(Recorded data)
# # # # #
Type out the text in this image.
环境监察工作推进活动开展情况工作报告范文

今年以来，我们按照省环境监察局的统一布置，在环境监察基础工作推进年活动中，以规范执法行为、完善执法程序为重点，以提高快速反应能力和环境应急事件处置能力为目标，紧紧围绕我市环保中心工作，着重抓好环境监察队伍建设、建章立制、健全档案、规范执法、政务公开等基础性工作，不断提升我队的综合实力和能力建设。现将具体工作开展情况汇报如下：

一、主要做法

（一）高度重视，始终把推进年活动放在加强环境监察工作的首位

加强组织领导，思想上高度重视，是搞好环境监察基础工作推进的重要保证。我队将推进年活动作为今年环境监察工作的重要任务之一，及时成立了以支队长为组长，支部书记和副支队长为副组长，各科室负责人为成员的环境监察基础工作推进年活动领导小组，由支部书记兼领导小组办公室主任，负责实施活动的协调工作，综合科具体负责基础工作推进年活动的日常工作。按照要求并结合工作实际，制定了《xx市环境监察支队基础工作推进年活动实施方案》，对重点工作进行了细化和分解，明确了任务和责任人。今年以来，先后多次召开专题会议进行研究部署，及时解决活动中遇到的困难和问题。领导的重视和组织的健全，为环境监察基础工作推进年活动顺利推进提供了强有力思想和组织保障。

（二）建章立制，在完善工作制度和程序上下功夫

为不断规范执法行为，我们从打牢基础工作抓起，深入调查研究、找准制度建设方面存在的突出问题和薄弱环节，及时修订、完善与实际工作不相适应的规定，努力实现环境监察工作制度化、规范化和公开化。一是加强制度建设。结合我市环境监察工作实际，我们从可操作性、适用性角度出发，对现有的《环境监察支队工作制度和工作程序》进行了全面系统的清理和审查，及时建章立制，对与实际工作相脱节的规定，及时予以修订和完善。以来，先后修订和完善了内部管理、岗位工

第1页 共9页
# # # # #
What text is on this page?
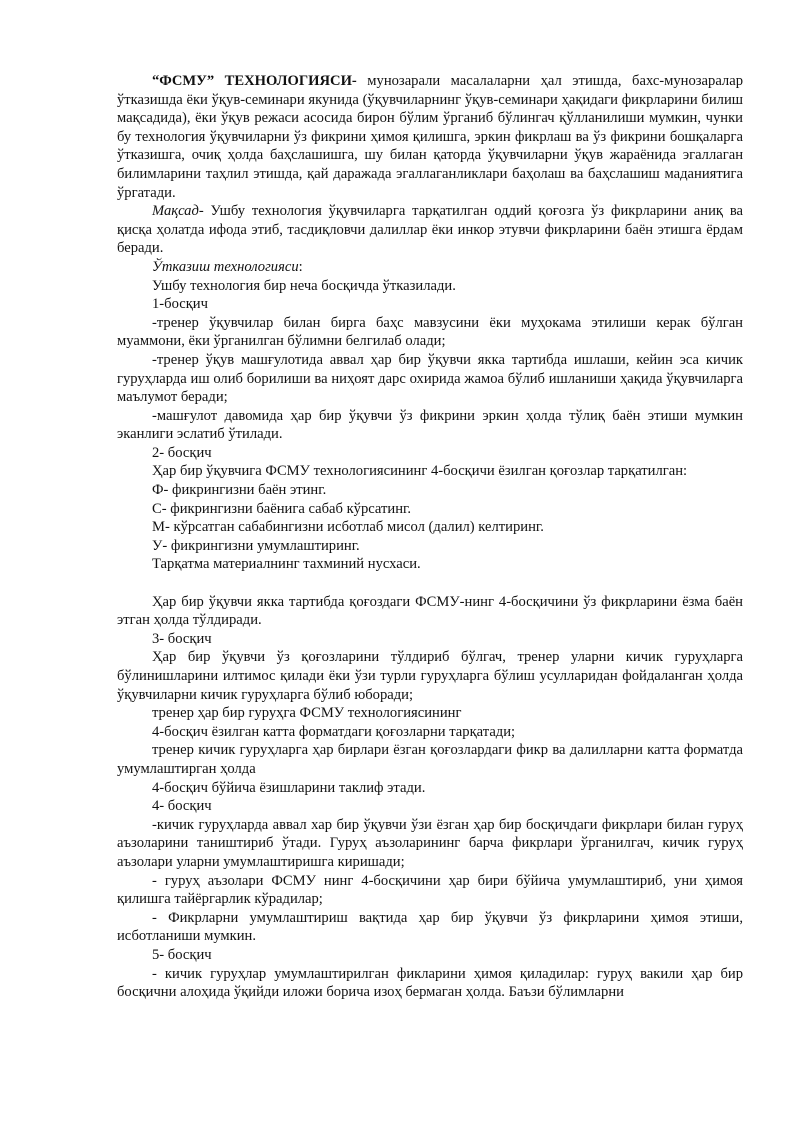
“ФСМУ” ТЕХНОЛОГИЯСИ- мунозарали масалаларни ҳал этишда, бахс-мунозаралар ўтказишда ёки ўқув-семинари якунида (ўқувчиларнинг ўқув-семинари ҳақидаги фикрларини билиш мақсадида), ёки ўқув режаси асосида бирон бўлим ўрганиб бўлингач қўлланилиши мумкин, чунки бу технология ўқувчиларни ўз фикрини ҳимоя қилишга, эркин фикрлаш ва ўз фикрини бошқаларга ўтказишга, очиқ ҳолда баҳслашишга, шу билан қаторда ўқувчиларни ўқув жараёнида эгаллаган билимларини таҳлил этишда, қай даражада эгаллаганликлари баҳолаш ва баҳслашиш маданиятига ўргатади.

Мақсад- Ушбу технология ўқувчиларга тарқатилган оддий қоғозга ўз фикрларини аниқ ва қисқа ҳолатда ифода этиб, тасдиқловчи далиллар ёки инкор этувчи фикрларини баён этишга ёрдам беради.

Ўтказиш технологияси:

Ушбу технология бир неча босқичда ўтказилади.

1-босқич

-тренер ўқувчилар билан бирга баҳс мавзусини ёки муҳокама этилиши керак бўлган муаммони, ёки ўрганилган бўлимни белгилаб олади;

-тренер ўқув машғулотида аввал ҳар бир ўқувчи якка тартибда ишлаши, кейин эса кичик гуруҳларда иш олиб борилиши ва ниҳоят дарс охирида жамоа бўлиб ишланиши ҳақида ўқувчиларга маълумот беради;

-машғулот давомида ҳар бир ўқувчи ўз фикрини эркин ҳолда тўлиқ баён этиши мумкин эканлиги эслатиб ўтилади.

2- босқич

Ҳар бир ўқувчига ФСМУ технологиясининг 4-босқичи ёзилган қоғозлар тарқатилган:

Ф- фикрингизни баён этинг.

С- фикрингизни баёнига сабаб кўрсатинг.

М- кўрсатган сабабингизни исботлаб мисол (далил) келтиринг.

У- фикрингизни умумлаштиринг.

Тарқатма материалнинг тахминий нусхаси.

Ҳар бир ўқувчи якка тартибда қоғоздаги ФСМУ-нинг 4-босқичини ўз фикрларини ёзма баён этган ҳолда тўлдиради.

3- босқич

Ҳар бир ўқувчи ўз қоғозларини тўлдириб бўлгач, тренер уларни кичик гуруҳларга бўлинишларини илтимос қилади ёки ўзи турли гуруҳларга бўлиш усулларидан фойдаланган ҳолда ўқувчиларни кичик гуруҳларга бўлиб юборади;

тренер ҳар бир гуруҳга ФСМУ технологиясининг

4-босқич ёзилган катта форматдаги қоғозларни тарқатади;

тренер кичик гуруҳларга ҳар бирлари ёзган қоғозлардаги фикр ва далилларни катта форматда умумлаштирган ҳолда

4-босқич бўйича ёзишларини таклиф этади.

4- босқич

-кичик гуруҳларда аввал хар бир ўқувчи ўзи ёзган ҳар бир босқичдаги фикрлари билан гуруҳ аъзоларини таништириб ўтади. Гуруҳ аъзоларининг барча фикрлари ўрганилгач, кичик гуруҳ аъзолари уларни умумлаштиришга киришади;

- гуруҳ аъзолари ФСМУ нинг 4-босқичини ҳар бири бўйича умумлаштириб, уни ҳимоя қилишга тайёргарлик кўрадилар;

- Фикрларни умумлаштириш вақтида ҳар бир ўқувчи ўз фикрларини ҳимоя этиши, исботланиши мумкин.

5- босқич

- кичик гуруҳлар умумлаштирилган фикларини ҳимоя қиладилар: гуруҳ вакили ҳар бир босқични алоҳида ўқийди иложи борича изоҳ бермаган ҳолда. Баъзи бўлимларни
# # # # #
#### Challenge
Gather each line from the listing above that holds "катта".

#### Worked answer
4-босқич ёзилган катта форматдаги қоғозларни тарқатади;
тренер кичик гуруҳларга ҳар бирлари ёзган қоғозлардаги фикр ва далилларни катта форматда умумлаштирган ҳолда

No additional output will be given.